> EXERCISE:
Single out the lines that include the word "project". Copy them.

> GIVEN INFORMATION:
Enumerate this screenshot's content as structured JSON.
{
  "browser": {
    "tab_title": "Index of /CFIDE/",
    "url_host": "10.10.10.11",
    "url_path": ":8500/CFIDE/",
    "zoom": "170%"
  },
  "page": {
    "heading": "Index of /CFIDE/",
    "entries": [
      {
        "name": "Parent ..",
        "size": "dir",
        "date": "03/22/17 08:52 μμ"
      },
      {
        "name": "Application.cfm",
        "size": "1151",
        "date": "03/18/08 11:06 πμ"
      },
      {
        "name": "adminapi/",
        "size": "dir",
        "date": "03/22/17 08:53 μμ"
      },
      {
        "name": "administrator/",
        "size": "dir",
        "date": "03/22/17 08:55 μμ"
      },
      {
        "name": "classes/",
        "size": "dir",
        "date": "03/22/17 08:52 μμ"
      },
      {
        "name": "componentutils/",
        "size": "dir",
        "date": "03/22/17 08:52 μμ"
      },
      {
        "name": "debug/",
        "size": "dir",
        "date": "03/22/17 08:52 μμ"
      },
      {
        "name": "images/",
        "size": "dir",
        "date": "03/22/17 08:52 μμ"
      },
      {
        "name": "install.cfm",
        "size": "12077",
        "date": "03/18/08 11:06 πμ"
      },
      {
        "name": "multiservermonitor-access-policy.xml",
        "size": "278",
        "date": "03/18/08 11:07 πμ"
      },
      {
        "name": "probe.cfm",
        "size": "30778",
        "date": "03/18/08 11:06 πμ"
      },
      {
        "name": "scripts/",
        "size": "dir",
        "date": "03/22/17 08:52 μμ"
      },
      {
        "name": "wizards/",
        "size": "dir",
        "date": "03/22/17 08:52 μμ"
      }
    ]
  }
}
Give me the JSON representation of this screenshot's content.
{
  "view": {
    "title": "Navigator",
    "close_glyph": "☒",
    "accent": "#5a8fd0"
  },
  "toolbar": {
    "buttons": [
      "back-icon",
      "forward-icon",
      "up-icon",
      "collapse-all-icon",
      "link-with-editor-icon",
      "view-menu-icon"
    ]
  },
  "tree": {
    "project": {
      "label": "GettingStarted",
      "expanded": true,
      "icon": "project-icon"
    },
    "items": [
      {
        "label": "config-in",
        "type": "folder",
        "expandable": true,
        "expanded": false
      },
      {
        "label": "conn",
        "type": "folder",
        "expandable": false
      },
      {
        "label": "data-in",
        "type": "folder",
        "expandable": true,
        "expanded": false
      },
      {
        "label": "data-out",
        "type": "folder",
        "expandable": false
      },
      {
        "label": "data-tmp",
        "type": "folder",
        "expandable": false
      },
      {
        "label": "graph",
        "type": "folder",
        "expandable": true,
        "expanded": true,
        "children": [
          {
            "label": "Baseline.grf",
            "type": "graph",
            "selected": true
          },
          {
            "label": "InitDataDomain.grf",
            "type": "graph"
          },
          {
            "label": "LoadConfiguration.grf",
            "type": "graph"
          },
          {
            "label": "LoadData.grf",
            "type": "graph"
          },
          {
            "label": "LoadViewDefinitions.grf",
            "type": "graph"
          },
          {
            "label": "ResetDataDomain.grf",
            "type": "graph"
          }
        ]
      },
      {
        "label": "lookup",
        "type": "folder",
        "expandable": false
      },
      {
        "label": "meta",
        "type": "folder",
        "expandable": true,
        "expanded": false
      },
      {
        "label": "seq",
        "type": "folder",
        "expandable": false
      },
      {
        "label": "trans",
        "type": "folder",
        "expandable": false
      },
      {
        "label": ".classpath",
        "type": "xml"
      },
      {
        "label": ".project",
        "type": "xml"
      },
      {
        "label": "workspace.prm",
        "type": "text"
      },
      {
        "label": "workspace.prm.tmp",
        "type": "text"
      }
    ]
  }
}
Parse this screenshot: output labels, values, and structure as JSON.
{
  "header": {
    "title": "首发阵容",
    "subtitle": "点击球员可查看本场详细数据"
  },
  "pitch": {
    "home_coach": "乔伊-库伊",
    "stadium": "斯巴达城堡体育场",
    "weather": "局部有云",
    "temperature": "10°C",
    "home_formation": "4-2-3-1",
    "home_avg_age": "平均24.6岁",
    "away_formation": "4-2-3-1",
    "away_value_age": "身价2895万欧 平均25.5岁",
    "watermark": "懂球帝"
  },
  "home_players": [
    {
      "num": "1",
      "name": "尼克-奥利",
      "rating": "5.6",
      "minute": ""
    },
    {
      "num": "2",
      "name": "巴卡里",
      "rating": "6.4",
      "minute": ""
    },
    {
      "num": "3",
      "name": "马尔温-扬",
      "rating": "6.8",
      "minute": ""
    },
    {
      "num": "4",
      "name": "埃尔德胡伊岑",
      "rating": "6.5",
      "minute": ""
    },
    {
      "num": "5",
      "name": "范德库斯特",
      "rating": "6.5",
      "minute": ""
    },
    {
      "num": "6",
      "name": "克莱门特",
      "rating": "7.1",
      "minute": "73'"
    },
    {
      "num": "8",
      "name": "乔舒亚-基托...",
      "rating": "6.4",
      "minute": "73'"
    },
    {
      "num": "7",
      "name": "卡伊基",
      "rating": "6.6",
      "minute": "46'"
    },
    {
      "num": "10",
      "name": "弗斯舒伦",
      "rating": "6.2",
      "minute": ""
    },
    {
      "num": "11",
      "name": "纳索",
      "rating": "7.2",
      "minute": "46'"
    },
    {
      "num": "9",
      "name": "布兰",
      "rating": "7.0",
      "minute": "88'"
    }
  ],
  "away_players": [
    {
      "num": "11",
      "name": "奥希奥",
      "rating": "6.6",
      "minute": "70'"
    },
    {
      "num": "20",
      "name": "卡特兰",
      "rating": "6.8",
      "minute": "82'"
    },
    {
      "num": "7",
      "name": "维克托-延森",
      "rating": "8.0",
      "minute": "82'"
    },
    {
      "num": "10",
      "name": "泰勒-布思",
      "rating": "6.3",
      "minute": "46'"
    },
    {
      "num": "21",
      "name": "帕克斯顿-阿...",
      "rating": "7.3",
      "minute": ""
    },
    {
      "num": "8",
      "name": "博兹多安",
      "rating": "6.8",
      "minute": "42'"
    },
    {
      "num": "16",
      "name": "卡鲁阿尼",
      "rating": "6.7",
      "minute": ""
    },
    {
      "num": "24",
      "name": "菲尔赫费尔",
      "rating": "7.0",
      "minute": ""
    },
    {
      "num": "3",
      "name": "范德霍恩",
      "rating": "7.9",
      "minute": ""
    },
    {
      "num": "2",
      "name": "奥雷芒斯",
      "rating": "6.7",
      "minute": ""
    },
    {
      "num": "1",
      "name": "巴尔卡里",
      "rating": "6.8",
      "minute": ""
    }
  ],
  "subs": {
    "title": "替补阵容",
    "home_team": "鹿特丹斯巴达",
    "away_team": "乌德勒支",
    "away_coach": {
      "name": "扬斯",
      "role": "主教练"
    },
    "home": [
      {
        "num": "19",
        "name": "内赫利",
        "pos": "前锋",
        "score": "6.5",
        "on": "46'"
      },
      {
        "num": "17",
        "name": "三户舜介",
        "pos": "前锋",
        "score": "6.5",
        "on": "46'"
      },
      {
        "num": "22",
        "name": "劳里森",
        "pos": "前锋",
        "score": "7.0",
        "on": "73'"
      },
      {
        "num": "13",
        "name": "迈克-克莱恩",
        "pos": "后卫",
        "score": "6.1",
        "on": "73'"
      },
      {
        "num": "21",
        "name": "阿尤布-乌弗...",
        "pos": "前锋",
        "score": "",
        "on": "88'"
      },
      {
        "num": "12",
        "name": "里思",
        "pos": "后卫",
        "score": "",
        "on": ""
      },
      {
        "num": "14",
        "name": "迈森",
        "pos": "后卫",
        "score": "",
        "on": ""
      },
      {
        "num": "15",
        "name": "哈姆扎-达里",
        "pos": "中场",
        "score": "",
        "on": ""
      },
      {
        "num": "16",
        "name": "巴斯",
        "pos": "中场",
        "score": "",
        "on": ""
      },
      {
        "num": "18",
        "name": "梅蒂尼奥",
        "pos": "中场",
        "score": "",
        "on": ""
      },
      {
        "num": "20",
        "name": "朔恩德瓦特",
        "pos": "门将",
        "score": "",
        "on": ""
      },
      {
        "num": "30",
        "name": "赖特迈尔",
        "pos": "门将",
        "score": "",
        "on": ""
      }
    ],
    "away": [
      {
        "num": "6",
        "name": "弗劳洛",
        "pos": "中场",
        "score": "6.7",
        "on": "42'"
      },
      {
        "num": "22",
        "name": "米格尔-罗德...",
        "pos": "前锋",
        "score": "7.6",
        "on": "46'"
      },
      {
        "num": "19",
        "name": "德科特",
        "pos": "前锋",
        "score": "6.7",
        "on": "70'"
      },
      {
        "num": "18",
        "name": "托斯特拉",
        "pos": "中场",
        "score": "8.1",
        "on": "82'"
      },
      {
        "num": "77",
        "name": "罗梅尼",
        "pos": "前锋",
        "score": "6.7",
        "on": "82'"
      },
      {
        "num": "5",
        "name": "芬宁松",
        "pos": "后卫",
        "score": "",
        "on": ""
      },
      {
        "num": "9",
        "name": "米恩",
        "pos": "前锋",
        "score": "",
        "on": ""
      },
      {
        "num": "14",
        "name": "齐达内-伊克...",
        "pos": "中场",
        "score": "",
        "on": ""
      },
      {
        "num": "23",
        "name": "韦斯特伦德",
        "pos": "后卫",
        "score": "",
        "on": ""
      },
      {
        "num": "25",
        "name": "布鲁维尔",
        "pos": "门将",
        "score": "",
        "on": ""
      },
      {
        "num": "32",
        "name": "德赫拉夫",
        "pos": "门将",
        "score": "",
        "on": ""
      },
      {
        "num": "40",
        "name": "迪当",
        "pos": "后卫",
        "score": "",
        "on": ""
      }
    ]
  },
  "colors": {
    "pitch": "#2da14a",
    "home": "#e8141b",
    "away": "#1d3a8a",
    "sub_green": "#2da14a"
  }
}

> SOLUTION FOR THIS EXERCISE:
    "project": {
      "icon": "project-icon"
        "label": ".project",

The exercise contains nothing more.